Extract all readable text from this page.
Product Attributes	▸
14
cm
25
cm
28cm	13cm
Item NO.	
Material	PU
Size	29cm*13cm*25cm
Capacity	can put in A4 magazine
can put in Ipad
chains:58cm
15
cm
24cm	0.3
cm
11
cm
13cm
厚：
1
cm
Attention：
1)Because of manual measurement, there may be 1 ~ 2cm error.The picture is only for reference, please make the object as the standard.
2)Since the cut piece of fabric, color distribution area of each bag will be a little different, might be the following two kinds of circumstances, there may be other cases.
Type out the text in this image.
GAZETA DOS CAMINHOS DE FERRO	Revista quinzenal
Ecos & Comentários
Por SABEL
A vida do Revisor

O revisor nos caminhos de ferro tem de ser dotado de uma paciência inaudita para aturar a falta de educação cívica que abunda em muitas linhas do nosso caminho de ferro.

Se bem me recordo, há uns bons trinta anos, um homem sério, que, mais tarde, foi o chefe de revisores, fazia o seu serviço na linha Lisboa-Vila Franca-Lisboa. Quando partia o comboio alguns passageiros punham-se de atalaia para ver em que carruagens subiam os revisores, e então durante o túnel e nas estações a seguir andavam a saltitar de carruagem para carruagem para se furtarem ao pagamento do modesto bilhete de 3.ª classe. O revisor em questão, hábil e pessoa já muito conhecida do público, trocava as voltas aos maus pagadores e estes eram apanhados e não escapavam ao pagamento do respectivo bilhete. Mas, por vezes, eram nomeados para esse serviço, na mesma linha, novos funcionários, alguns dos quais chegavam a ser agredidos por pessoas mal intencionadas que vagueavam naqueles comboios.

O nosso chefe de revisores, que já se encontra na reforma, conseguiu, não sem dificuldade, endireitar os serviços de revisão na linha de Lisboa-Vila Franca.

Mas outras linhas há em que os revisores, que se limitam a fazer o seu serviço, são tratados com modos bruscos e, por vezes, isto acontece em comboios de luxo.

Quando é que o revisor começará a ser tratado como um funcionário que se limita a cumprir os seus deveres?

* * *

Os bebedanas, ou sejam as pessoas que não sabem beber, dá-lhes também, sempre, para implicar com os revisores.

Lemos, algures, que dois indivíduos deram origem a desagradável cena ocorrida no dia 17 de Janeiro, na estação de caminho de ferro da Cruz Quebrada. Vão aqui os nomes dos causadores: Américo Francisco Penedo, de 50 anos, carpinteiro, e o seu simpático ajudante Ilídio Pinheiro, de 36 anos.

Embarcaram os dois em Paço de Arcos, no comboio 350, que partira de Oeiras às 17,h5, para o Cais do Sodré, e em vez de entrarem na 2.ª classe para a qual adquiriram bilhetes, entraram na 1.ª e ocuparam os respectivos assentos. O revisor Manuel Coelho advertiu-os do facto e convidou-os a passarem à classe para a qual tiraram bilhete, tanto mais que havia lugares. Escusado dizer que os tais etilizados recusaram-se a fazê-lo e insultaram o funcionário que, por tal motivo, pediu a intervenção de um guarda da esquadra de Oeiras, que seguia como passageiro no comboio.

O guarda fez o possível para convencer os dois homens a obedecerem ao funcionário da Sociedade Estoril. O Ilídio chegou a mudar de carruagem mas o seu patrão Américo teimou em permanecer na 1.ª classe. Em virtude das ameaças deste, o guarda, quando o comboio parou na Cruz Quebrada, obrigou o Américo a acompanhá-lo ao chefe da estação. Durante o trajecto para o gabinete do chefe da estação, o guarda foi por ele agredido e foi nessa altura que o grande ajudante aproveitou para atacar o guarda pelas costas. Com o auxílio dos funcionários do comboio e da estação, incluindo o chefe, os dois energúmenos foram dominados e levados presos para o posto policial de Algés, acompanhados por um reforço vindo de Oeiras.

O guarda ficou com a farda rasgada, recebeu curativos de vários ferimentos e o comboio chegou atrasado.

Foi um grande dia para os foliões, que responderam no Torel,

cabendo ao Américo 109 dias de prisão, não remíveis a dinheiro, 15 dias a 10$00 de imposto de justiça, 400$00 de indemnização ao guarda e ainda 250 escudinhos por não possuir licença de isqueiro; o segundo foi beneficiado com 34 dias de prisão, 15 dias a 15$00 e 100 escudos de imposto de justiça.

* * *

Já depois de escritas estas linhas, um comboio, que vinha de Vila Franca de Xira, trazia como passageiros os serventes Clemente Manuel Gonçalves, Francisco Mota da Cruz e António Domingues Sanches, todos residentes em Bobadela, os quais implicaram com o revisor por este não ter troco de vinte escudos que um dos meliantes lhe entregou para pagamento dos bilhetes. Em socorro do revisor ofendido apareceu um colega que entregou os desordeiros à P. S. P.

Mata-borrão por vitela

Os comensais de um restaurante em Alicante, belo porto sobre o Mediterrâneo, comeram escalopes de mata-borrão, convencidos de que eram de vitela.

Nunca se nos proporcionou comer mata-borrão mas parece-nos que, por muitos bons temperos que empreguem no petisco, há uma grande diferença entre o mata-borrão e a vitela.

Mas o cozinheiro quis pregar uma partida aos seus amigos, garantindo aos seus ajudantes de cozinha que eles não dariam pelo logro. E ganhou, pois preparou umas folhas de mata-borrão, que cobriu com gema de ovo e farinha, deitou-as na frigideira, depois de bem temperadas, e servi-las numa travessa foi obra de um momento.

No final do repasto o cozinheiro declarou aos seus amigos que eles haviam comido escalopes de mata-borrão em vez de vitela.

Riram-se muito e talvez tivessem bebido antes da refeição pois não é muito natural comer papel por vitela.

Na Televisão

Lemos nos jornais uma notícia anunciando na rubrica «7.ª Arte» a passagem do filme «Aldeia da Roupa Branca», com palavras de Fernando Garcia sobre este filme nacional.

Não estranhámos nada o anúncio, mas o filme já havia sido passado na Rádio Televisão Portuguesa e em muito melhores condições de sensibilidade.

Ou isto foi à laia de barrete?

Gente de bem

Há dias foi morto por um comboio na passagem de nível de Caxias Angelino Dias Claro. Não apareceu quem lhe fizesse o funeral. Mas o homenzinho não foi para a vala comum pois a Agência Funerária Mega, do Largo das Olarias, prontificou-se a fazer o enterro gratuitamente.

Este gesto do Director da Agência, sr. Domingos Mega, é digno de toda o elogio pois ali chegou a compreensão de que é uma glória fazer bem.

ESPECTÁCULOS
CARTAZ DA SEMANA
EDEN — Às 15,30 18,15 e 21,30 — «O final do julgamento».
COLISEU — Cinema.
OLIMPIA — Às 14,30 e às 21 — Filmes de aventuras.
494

• _Stated problem_
Lines containing the word "cozinheiro" are to be counted in the listing; state their number alone.

• _Task output_
2